>> Begin
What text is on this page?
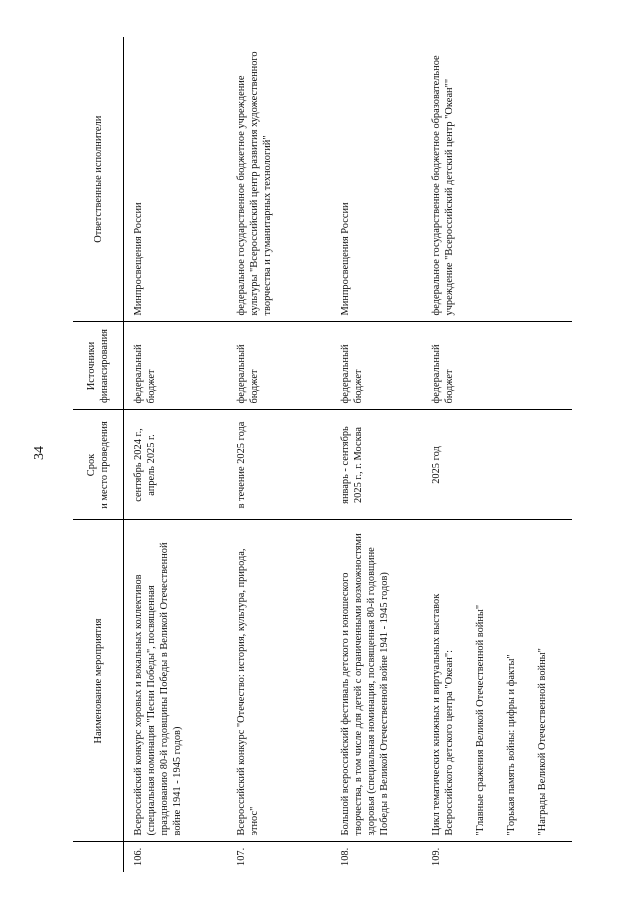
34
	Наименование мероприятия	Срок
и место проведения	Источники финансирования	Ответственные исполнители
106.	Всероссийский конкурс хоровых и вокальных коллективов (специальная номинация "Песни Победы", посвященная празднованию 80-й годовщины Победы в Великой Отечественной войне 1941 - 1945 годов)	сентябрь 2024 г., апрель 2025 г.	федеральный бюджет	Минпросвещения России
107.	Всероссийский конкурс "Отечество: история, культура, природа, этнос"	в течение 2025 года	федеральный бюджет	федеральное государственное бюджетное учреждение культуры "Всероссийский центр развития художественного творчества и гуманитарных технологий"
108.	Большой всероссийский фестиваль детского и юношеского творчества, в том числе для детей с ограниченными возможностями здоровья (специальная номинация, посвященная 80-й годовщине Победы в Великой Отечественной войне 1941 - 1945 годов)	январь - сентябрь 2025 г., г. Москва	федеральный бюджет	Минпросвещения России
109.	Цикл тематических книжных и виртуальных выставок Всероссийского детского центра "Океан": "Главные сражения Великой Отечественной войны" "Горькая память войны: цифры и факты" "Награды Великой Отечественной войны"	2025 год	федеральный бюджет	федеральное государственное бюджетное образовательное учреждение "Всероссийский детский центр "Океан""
>> End
>> Begin
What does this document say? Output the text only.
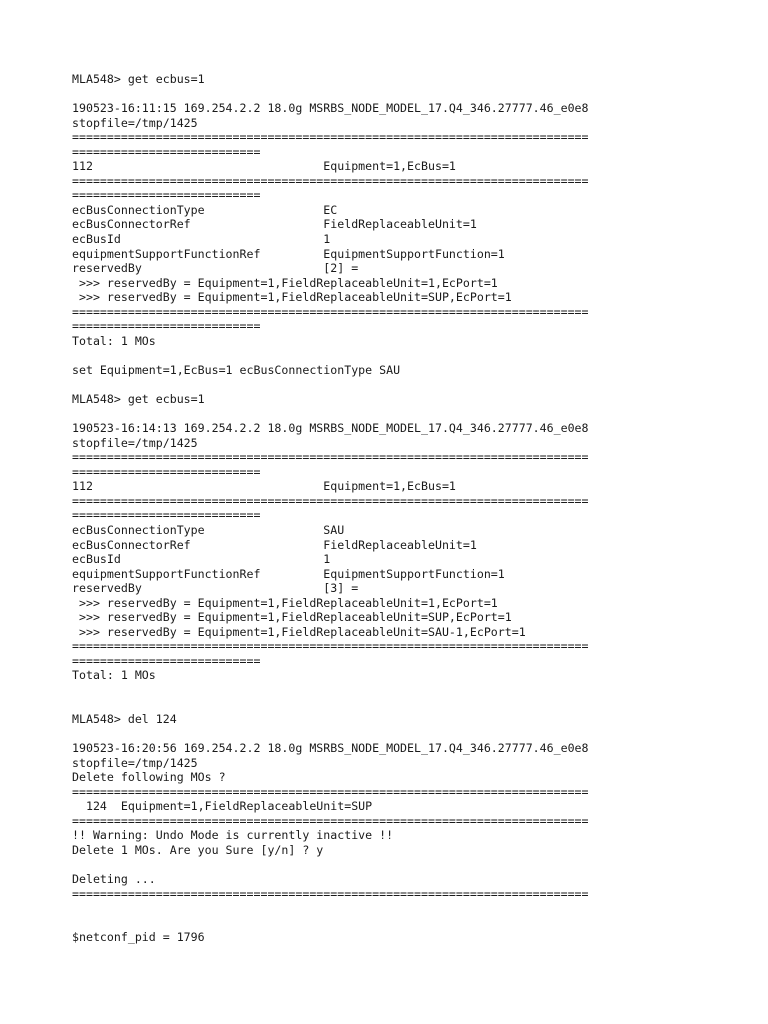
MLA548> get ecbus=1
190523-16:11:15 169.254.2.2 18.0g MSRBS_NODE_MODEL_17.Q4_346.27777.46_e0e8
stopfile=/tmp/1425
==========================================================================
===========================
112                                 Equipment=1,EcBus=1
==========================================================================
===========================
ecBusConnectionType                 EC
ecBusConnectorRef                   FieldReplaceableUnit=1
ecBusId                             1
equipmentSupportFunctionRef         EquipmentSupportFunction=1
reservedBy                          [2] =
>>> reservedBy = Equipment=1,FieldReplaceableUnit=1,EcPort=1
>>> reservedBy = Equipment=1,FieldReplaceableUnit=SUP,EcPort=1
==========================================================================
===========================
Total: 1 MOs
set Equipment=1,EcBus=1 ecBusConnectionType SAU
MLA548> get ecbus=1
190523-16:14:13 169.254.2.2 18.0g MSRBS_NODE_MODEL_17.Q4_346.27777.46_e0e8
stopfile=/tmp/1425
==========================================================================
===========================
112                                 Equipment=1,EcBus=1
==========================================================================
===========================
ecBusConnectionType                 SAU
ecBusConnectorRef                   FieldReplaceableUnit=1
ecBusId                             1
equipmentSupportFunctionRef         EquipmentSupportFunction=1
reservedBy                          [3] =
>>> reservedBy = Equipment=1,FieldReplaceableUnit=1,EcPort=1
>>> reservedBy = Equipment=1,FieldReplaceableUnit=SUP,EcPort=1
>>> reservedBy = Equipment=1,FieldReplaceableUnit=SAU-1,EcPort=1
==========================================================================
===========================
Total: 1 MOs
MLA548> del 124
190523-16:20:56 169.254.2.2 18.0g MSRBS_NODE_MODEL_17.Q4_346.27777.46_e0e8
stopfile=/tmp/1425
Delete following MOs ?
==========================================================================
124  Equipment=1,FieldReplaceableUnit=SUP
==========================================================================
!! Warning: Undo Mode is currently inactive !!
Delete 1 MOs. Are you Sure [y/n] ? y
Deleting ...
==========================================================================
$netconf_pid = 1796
>> End
EXERCISE OBJECTIVE: Search the material above for "России". Pull out each line where it shows up.

COMPLETE OUTPUT:
106.	Всероссийский конкурс хоровых и вокальных коллективов (специальная номинация "Песни Победы", посвященная празднованию 80-й годовщины Победы в Великой Отечественной войне 1941 - 1945 годов)	сентябрь 2024 г., апрель 2025 г.	федеральный бюджет	Минпросвещения России
108.	Большой всероссийский фестиваль детского и юношеского творчества, в том числе для детей с ограниченными возможностями здоровья (специальная номинация, посвященная 80-й годовщине Победы в Великой Отечественной войне 1941 - 1945 годов)	январь - сентябрь 2025 г., г. Москва	федеральный бюджет	Минпросвещения России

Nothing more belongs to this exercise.